:: Data extract
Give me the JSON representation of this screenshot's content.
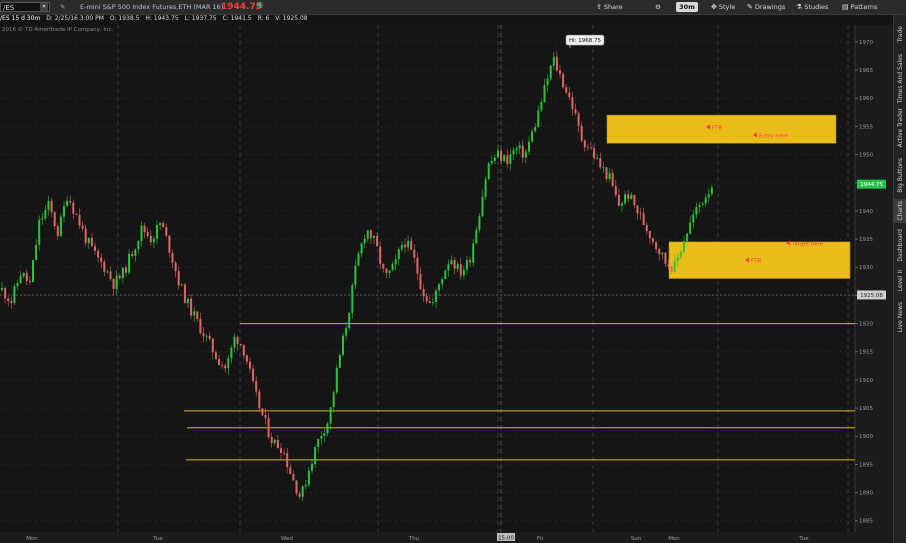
{
  "toolbar": {
    "symbol": "/ES",
    "description": "E-mini S&P 500 Index Futures,ETH (MAR 16)",
    "last_price": "1944.75",
    "share_label": "Share",
    "timeframe": "30m",
    "style_label": "Style",
    "drawings_label": "Drawings",
    "studies_label": "Studies",
    "patterns_label": "Patterns"
  },
  "info_bar": {
    "symbol_period": "/ES 15 d 30m",
    "date": "D: 2/25/16 3:00 PM",
    "open": "O: 1938.5",
    "high": "H: 1943.75",
    "low": "L: 1937.75",
    "close": "C: 1941.5",
    "range": "R: 6",
    "volume": "V: 1925.08"
  },
  "copyright": "2016 © TD Ameritrade IP Company, Inc.",
  "side_tabs": [
    "Trade",
    "Times And Sales",
    "Active Trader",
    "Big Buttons",
    "Charts",
    "Dashboard",
    "Level II",
    "Live News"
  ],
  "colors": {
    "up": "#27c63a",
    "down": "#e06565",
    "zone": "#ebbd1a",
    "hline": "#e0b422",
    "price_label": "#24c44a",
    "marker": "#ff3b3b"
  },
  "chart_data": {
    "type": "candlestick",
    "ylim": [
      1883,
      1973
    ],
    "y_ticks": [
      1970,
      1965,
      1960,
      1955,
      1950,
      1945,
      1940,
      1935,
      1930,
      1925,
      1920,
      1915,
      1910,
      1905,
      1900,
      1895,
      1890,
      1885
    ],
    "x_labels": [
      "Mon",
      "Tue",
      "Wed",
      "Thu",
      "15:00",
      "Fri",
      "Sun",
      "Mon",
      "Tue"
    ],
    "high_label": "Hi: 1968.75",
    "current_price": "1944.75",
    "reference_price": "1925.08",
    "horizontal_lines": [
      1920,
      1904.5,
      1901.5,
      1895.8
    ],
    "zones": [
      {
        "y_top": 1957,
        "y_bottom": 1952,
        "labels": [
          "FTR",
          "Entry here"
        ]
      },
      {
        "y_top": 1934.5,
        "y_bottom": 1928,
        "labels": [
          "Target here",
          "FTR"
        ]
      }
    ],
    "anchors": [
      1926,
      1924,
      1929,
      1927,
      1938,
      1941,
      1936,
      1943,
      1939,
      1935,
      1932,
      1930,
      1927,
      1929,
      1933,
      1937,
      1935,
      1938,
      1933,
      1927,
      1923,
      1920,
      1917,
      1914,
      1912,
      1918,
      1915,
      1908,
      1903,
      1899,
      1898,
      1893,
      1889,
      1895,
      1900,
      1903,
      1913,
      1921,
      1931,
      1937,
      1934,
      1928,
      1930,
      1935,
      1932,
      1926,
      1923,
      1928,
      1932,
      1929,
      1931,
      1939,
      1948,
      1950,
      1949,
      1951,
      1950,
      1955,
      1961,
      1967,
      1963,
      1959,
      1953,
      1951,
      1948,
      1946,
      1941,
      1943,
      1940,
      1937,
      1934,
      1931,
      1930,
      1935,
      1939,
      1942,
      1944.75
    ]
  }
}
::::
▸ Problem description
Without the pictures, retype the whole of the material above exactly.

▸ Task response
Give me the JSON representation of this screenshot's content.
{
  "toolbar": {
    "symbol": "/ES",
    "description": "E-mini S&P 500 Index Futures,ETH (MAR 16)",
    "last_price": "1944.75",
    "share_label": "Share",
    "timeframe": "30m",
    "style_label": "Style",
    "drawings_label": "Drawings",
    "studies_label": "Studies",
    "patterns_label": "Patterns"
  },
  "info_bar": {
    "symbol_period": "/ES 15 d 30m",
    "date": "D: 2/25/16 3:00 PM",
    "open": "O: 1938.5",
    "high": "H: 1943.75",
    "low": "L: 1937.75",
    "close": "C: 1941.5",
    "range": "R: 6",
    "volume": "V: 1925.08"
  },
  "copyright": "2016 © TD Ameritrade IP Company, Inc.",
  "side_tabs": [
    "Trade",
    "Times And Sales",
    "Active Trader",
    "Big Buttons",
    "Charts",
    "Dashboard",
    "Level II",
    "Live News"
  ],
  "colors": {
    "up": "#27c63a",
    "down": "#e06565",
    "zone": "#ebbd1a",
    "hline": "#e0b422",
    "price_label": "#24c44a",
    "marker": "#ff3b3b"
  },
  "chart_data": {
    "type": "candlestick",
    "ylim": [
      1883,
      1973
    ],
    "y_ticks": [
      1970,
      1965,
      1960,
      1955,
      1950,
      1945,
      1940,
      1935,
      1930,
      1925,
      1920,
      1915,
      1910,
      1905,
      1900,
      1895,
      1890,
      1885
    ],
    "x_labels": [
      "Mon",
      "Tue",
      "Wed",
      "Thu",
      "15:00",
      "Fri",
      "Sun",
      "Mon",
      "Tue"
    ],
    "high_label": "Hi: 1968.75",
    "current_price": "1944.75",
    "reference_price": "1925.08",
    "horizontal_lines": [
      1920,
      1904.5,
      1901.5,
      1895.8
    ],
    "zones": [
      {
        "y_top": 1957,
        "y_bottom": 1952,
        "labels": [
          "FTR",
          "Entry here"
        ]
      },
      {
        "y_top": 1934.5,
        "y_bottom": 1928,
        "labels": [
          "Target here",
          "FTR"
        ]
      }
    ],
    "anchors": [
      1926,
      1924,
      1929,
      1927,
      1938,
      1941,
      1936,
      1943,
      1939,
      1935,
      1932,
      1930,
      1927,
      1929,
      1933,
      1937,
      1935,
      1938,
      1933,
      1927,
      1923,
      1920,
      1917,
      1914,
      1912,
      1918,
      1915,
      1908,
      1903,
      1899,
      1898,
      1893,
      1889,
      1895,
      1900,
      1903,
      1913,
      1921,
      1931,
      1937,
      1934,
      1928,
      1930,
      1935,
      1932,
      1926,
      1923,
      1928,
      1932,
      1929,
      1931,
      1939,
      1948,
      1950,
      1949,
      1951,
      1950,
      1955,
      1961,
      1967,
      1963,
      1959,
      1953,
      1951,
      1948,
      1946,
      1941,
      1943,
      1940,
      1937,
      1934,
      1931,
      1930,
      1935,
      1939,
      1942,
      1944.75
    ]
  }
}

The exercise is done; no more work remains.